WHAT IS NEEDED
Search the entries for the word "Surgery" and report each line that has it.

INFORMATION SHOWN
^^^^^^^^

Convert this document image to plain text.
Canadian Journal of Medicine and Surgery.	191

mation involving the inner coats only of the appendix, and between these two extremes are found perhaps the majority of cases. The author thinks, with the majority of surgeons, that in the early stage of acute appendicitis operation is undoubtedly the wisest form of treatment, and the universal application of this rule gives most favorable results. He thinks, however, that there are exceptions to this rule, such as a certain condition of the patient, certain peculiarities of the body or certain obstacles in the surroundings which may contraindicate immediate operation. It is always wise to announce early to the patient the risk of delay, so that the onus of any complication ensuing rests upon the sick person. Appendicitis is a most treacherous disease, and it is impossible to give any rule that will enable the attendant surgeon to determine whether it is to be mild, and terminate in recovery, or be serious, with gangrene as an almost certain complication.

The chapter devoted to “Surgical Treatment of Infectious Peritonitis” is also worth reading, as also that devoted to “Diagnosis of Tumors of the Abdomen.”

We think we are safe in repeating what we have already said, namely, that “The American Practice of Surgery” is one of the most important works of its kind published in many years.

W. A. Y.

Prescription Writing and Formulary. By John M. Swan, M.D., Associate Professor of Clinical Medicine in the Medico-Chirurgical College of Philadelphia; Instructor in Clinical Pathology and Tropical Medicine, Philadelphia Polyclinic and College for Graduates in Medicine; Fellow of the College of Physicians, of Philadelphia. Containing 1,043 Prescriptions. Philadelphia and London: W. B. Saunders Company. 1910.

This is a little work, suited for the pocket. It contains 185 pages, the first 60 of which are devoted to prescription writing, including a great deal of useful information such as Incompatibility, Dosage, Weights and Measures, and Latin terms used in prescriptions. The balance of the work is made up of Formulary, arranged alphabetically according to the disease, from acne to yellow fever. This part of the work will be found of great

^^^^^^^^

ANSWER
Canadian Journal of Medicine and Surgery.	191
We think we are safe in repeating what we have already said, namely, that “The American Practice of Surgery” is one of the most important works of its kind published in many years.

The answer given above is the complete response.